◆ **Required task**: Find the lines of data that contain the string "Flow", then list them.

◆ **Data lines**:
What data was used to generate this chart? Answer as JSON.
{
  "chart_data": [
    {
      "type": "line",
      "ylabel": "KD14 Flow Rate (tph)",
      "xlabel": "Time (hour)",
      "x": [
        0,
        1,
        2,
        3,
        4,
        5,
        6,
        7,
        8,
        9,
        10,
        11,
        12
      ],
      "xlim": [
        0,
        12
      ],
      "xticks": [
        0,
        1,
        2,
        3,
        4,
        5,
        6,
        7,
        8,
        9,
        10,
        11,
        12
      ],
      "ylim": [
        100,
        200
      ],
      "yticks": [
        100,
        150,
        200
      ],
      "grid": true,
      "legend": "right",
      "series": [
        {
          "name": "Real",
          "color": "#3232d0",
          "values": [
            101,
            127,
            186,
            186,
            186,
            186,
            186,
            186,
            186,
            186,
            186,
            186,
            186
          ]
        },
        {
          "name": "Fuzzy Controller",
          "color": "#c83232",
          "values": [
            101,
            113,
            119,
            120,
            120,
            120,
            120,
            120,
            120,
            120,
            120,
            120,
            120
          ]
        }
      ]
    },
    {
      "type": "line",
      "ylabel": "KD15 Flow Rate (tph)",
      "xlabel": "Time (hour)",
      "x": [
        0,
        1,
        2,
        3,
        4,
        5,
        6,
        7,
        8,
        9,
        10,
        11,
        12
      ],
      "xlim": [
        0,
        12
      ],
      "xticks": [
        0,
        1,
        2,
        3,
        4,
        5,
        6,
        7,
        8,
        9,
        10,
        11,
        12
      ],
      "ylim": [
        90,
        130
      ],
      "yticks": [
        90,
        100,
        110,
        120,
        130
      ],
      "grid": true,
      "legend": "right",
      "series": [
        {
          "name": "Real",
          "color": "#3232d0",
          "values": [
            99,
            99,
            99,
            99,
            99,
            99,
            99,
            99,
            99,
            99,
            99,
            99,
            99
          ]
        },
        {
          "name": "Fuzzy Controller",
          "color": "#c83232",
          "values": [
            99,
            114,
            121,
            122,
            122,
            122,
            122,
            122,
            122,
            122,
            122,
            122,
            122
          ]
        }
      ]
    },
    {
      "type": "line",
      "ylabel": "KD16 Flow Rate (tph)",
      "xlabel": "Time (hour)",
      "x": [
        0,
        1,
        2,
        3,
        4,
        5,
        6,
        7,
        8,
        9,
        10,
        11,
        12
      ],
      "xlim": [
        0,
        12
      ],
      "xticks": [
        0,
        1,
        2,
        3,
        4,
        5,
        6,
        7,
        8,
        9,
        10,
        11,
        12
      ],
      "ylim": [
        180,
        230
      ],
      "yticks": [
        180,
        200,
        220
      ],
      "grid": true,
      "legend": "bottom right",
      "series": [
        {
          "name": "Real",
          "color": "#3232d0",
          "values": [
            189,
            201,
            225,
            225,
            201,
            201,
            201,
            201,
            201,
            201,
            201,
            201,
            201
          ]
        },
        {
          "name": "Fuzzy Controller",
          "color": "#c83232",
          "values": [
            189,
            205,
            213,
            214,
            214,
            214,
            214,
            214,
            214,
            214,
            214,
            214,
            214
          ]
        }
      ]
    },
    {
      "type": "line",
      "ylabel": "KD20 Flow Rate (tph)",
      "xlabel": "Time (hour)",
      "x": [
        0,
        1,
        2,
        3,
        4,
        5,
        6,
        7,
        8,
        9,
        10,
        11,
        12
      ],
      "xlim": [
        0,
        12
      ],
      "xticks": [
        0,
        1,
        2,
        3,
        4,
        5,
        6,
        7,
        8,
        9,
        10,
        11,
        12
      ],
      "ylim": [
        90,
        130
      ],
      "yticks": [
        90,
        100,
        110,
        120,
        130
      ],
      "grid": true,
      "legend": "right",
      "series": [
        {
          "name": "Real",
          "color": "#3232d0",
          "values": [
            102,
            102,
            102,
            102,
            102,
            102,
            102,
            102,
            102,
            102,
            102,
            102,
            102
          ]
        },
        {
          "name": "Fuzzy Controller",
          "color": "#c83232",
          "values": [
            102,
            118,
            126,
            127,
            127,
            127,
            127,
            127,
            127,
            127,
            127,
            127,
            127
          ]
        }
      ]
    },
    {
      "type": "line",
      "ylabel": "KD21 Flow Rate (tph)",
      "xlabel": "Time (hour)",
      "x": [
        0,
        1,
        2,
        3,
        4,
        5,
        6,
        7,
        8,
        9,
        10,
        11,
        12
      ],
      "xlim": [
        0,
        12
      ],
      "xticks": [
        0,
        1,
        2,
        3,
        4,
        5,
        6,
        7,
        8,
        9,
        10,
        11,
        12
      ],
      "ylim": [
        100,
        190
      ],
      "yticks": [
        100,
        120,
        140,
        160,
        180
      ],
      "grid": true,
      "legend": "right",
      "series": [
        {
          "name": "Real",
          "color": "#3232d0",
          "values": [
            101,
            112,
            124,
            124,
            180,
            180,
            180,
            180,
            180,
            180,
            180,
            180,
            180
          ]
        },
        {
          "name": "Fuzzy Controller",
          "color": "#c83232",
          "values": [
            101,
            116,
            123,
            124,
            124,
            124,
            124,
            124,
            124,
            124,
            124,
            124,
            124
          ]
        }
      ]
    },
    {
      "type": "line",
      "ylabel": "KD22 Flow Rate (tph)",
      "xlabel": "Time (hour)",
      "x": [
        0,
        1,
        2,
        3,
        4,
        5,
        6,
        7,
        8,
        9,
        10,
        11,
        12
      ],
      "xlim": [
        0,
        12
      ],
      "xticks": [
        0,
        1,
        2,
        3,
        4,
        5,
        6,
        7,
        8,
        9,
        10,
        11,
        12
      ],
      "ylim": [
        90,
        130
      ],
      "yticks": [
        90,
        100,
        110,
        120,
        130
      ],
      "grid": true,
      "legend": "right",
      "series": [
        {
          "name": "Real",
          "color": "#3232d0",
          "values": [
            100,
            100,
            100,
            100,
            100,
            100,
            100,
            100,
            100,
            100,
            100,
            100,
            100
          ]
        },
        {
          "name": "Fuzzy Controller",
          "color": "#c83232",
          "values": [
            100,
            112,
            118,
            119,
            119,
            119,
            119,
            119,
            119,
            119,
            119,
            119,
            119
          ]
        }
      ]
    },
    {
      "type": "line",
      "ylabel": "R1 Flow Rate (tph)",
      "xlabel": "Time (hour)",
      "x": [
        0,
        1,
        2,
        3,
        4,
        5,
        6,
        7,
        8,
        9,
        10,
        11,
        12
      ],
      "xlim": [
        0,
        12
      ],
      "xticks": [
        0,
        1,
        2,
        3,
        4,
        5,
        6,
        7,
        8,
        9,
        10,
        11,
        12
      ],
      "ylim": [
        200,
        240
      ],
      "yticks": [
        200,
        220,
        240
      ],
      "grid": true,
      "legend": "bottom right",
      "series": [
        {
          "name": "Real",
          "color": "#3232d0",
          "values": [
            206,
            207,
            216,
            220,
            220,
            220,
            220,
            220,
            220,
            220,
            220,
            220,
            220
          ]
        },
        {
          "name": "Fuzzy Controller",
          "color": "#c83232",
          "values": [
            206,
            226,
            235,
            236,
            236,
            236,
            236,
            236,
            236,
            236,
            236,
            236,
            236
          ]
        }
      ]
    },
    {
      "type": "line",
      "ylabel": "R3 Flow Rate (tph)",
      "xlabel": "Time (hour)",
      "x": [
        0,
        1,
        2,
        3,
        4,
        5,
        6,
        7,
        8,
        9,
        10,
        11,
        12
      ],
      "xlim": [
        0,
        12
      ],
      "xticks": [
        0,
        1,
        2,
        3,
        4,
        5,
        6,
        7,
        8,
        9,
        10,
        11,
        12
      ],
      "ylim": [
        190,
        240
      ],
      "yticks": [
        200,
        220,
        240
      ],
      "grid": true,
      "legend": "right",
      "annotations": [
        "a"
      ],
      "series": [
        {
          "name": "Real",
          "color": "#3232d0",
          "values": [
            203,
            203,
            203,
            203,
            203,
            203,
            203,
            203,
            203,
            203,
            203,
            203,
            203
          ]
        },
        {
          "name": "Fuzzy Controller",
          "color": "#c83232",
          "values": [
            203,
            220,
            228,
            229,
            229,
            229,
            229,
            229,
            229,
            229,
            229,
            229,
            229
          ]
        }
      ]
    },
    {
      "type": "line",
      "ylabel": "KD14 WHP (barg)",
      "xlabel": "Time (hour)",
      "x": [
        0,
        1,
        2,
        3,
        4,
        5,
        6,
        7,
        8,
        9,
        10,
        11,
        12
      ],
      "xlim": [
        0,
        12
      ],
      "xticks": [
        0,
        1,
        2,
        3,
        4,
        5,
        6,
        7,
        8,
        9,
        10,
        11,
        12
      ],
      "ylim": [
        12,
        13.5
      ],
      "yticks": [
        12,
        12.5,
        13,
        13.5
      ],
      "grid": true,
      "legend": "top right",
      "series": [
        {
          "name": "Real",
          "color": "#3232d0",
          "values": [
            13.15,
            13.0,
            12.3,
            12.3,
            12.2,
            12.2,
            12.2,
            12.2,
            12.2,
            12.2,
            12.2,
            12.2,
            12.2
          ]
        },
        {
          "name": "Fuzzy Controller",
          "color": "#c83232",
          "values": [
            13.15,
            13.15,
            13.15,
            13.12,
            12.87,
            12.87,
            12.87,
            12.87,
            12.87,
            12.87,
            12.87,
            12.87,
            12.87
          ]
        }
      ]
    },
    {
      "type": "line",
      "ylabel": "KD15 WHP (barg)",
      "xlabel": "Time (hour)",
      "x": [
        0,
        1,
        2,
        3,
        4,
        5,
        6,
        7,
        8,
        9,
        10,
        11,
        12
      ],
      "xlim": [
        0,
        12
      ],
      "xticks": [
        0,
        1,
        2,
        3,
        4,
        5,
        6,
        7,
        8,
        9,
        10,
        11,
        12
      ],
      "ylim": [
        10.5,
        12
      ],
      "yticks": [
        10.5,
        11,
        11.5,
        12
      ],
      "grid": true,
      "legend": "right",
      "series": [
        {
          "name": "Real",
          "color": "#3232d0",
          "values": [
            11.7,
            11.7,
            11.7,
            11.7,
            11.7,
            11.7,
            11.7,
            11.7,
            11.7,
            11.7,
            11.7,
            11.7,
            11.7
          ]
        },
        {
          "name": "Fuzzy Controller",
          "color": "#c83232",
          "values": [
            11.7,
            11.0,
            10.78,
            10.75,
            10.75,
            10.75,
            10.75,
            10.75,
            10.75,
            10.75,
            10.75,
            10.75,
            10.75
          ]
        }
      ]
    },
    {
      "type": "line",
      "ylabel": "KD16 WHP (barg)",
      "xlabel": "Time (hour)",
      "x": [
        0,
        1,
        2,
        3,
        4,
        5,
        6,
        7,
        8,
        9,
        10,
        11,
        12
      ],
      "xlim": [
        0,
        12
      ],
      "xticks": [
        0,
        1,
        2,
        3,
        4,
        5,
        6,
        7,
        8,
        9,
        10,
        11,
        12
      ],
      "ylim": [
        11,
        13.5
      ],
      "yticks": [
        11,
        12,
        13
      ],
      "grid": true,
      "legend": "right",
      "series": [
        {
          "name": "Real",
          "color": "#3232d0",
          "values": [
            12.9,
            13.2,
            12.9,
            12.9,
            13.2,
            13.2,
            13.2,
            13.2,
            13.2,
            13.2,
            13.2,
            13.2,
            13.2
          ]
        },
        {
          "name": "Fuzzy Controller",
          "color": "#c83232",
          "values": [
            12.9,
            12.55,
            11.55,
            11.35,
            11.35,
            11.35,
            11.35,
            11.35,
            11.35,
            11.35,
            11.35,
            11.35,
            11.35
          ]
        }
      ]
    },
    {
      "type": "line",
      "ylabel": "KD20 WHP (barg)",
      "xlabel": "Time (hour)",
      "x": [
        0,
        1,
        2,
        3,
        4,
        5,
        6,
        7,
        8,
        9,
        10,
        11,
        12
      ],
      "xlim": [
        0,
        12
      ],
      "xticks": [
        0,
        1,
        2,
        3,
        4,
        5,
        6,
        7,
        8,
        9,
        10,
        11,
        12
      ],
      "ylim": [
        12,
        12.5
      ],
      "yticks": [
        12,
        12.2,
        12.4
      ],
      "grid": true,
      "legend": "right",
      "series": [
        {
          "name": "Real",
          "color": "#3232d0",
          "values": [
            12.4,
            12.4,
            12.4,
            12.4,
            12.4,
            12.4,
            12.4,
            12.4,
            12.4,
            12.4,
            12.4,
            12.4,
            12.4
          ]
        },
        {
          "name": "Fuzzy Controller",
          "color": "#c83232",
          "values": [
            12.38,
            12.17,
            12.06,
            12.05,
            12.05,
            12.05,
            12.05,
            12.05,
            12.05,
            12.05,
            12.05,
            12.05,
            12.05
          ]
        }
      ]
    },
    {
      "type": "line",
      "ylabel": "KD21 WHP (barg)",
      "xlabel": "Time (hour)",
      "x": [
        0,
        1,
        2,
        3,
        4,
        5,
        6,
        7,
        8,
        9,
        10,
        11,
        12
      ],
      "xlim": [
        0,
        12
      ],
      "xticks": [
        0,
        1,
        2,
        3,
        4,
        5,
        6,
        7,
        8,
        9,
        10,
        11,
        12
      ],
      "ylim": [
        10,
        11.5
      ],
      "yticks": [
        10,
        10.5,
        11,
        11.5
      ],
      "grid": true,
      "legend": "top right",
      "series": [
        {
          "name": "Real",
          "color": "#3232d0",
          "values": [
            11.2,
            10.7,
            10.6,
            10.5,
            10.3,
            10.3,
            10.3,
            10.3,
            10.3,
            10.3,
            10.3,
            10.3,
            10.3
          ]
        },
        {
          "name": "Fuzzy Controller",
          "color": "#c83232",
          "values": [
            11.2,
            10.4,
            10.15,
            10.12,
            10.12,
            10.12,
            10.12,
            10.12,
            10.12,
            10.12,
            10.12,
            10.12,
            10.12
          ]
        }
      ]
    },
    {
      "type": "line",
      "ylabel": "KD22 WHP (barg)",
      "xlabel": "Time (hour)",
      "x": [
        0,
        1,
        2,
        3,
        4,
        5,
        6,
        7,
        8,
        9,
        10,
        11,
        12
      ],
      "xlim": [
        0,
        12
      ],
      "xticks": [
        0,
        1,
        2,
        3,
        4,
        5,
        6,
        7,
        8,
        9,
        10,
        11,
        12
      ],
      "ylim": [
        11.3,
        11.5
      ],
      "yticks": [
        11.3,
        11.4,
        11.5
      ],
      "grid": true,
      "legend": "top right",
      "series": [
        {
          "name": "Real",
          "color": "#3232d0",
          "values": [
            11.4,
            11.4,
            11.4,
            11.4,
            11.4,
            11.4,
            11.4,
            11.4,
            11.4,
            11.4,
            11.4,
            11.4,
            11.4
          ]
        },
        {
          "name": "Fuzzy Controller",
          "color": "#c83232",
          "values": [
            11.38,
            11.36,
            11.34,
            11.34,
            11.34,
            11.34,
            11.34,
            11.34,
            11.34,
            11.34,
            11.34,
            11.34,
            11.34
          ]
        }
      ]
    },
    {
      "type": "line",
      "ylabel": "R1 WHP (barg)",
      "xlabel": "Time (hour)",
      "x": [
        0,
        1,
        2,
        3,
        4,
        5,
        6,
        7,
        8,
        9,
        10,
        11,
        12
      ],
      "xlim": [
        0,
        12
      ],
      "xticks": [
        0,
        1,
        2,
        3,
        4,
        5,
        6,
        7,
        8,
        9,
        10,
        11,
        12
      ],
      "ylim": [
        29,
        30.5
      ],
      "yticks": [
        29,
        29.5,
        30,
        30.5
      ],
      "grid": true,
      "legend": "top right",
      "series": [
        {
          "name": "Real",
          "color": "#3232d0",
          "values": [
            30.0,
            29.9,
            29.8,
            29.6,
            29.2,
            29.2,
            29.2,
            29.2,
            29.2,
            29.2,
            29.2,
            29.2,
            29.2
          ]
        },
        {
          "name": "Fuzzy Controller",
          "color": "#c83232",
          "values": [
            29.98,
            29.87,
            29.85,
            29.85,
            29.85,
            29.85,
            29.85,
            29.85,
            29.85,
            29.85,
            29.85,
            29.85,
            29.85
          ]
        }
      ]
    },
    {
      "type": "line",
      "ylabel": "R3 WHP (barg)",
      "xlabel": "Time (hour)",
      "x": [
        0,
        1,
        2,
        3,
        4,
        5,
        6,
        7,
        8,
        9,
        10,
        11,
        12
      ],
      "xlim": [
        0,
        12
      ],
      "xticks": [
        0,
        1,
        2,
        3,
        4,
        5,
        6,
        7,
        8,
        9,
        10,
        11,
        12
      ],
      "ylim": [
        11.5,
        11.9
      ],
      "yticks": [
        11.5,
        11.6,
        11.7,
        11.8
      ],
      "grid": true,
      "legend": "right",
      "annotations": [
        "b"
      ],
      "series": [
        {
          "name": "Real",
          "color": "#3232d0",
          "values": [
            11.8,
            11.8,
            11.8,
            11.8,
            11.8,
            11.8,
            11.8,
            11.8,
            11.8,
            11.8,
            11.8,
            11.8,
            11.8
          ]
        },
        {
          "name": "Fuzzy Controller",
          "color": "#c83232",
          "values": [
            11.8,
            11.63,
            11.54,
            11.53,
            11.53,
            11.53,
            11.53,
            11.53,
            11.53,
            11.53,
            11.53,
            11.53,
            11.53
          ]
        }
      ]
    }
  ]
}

◆ **Answer to the problem**:
      "ylabel": "KD14 Flow Rate (tph)",
      "ylabel": "KD15 Flow Rate (tph)",
      "ylabel": "KD16 Flow Rate (tph)",
      "ylabel": "KD20 Flow Rate (tph)",
      "ylabel": "KD21 Flow Rate (tph)",
      "ylabel": "KD22 Flow Rate (tph)",
      "ylabel": "R1 Flow Rate (tph)",
      "ylabel": "R3 Flow Rate (tph)",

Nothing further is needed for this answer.